▶ Aim
Scan the material that follows. Copy every line containing the word "name".

(Data items)
⟨

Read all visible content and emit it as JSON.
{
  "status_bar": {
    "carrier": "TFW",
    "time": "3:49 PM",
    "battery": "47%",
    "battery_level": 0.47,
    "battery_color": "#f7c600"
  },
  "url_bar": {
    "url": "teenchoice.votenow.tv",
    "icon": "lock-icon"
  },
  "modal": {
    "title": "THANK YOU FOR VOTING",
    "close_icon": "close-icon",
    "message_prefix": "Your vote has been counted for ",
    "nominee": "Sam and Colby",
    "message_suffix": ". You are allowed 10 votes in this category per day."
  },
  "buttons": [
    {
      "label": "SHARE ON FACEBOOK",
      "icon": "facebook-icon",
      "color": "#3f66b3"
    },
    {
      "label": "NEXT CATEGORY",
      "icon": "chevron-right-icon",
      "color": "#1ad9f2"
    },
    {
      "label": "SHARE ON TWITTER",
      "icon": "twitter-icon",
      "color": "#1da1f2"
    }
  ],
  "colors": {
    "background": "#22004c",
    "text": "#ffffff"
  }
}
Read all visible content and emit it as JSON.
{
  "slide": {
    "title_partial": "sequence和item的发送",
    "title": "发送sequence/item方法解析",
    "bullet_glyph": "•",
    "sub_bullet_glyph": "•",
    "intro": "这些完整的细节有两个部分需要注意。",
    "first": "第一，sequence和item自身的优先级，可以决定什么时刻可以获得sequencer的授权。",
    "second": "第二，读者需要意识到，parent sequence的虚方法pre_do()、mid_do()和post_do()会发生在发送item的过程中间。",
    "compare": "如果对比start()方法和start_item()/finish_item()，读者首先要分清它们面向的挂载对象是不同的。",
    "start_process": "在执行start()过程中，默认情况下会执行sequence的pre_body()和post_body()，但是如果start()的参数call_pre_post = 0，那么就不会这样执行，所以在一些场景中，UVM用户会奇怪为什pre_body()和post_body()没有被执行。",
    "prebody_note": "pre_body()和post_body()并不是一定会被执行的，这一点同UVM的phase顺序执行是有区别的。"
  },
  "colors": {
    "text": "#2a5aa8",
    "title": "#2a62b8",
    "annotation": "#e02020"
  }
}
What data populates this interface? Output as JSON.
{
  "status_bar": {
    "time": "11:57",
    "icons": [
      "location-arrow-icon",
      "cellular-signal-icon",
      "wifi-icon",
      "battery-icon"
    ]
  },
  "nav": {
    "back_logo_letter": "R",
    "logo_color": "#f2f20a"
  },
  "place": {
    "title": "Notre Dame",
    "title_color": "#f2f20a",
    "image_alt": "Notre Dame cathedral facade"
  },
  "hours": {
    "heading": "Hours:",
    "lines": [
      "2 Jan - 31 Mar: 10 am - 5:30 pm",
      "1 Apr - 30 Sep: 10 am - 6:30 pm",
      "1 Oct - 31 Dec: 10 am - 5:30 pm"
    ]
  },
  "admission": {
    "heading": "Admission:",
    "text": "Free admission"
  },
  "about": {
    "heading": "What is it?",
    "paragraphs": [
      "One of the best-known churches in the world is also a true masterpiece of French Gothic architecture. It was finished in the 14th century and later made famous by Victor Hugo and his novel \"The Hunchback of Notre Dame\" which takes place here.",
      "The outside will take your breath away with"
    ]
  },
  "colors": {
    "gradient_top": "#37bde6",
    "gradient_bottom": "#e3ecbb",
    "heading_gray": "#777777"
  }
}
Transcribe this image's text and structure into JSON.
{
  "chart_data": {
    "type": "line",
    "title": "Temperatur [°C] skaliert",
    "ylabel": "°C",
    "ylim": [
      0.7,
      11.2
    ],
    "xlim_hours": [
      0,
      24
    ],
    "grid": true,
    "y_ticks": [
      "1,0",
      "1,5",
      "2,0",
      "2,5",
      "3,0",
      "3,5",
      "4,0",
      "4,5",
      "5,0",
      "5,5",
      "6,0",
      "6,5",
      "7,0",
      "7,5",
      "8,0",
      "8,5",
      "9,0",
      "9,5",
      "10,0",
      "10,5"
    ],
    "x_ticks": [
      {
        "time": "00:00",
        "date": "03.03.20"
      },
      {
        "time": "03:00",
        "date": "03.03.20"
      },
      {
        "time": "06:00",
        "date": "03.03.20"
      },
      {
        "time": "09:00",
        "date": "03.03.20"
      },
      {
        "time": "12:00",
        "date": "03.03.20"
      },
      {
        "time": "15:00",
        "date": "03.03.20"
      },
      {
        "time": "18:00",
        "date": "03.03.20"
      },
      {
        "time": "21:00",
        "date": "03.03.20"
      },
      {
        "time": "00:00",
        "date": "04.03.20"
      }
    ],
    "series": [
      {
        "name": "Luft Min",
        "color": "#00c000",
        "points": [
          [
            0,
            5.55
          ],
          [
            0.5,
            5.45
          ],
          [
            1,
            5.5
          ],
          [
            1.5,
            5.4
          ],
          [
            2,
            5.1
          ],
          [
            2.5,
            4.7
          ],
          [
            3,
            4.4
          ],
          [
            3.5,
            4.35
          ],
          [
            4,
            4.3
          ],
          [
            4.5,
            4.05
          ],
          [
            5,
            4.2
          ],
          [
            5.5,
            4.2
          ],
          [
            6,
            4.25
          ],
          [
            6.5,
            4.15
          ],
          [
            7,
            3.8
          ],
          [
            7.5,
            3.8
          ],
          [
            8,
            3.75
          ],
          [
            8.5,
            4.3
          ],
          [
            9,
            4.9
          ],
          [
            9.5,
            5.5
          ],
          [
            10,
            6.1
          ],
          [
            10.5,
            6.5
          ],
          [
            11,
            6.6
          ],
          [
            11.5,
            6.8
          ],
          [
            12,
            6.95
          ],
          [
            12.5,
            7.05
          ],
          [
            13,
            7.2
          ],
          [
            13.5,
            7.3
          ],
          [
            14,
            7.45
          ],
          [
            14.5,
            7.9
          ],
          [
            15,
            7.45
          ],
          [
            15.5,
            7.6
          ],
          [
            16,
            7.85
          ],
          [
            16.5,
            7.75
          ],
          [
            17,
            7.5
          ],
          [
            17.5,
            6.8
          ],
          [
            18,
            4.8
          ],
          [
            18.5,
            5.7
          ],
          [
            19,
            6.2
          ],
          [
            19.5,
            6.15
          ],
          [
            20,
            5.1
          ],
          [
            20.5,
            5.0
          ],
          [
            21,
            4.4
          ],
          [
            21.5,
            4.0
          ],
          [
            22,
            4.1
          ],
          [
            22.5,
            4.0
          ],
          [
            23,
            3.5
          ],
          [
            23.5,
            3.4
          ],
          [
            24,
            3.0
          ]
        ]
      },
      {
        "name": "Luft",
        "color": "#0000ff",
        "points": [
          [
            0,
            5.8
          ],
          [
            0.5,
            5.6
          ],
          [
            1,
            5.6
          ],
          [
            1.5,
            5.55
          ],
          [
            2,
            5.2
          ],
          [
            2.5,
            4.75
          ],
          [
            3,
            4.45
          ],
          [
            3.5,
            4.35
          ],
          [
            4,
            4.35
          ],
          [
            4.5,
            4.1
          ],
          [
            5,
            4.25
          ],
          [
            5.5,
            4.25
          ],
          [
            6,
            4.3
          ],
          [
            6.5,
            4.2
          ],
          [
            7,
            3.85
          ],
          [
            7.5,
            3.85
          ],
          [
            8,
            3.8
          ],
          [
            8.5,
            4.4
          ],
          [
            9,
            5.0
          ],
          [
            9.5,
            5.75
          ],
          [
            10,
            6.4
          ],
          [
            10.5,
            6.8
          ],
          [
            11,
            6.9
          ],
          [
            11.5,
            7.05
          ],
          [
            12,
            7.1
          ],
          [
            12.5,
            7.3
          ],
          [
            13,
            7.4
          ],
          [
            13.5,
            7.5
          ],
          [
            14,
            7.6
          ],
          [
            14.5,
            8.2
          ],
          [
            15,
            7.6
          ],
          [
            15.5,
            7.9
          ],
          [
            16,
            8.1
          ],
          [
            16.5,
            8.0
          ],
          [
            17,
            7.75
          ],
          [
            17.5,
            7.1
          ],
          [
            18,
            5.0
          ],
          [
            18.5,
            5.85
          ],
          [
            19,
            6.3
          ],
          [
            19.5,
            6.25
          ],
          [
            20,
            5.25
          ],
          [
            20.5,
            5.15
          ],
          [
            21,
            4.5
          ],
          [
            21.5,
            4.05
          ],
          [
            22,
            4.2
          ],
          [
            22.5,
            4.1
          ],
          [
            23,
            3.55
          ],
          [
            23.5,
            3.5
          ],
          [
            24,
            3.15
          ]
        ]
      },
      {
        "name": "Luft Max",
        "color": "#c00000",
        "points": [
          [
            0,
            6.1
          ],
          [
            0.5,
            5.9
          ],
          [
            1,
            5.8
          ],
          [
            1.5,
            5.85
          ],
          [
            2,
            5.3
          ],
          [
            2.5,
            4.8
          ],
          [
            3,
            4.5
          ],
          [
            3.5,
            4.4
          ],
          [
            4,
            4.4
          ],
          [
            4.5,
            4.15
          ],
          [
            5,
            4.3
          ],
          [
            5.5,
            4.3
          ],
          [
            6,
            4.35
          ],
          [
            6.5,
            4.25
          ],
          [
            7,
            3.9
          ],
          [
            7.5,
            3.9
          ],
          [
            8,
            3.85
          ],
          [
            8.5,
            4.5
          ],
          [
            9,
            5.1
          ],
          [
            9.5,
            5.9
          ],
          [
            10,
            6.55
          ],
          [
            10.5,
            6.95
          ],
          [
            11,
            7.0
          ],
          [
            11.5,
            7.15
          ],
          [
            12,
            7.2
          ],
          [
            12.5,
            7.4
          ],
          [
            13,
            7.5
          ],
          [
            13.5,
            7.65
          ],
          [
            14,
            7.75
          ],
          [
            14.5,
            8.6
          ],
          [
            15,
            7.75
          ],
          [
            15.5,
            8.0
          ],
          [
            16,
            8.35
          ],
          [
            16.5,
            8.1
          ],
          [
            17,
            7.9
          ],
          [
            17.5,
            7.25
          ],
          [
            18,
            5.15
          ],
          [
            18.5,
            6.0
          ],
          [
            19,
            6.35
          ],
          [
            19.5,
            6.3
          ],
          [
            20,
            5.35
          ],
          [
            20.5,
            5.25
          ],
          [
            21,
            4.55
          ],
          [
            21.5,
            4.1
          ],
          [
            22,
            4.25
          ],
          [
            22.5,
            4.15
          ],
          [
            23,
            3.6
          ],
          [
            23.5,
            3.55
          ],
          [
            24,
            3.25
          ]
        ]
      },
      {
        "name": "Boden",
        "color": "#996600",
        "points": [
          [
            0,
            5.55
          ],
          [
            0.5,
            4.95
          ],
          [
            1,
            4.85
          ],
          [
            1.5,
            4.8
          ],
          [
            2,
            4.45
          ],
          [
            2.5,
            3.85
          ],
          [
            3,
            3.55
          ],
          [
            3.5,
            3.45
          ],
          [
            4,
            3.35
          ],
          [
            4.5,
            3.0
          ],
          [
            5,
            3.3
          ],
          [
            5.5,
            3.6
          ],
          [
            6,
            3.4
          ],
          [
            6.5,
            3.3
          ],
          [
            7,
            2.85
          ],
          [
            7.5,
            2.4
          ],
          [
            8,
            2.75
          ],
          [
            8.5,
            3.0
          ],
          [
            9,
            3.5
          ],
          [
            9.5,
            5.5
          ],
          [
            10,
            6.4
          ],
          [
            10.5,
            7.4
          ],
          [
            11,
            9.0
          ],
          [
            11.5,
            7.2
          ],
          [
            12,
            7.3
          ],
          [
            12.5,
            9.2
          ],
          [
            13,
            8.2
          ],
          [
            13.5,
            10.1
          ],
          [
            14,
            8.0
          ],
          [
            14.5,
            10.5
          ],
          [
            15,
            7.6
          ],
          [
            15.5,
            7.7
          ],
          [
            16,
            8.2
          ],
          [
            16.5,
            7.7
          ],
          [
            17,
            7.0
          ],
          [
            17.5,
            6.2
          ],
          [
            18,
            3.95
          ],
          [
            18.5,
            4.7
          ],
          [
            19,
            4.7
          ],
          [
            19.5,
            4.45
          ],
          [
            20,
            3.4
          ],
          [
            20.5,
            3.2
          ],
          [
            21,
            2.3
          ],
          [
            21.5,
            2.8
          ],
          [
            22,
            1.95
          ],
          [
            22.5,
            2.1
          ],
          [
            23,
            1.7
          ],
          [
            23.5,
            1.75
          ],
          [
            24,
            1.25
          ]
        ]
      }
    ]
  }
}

⟩

▶ Full output
        "name": "Luft Min",
        "name": "Luft",
        "name": "Luft Max",
        "name": "Boden",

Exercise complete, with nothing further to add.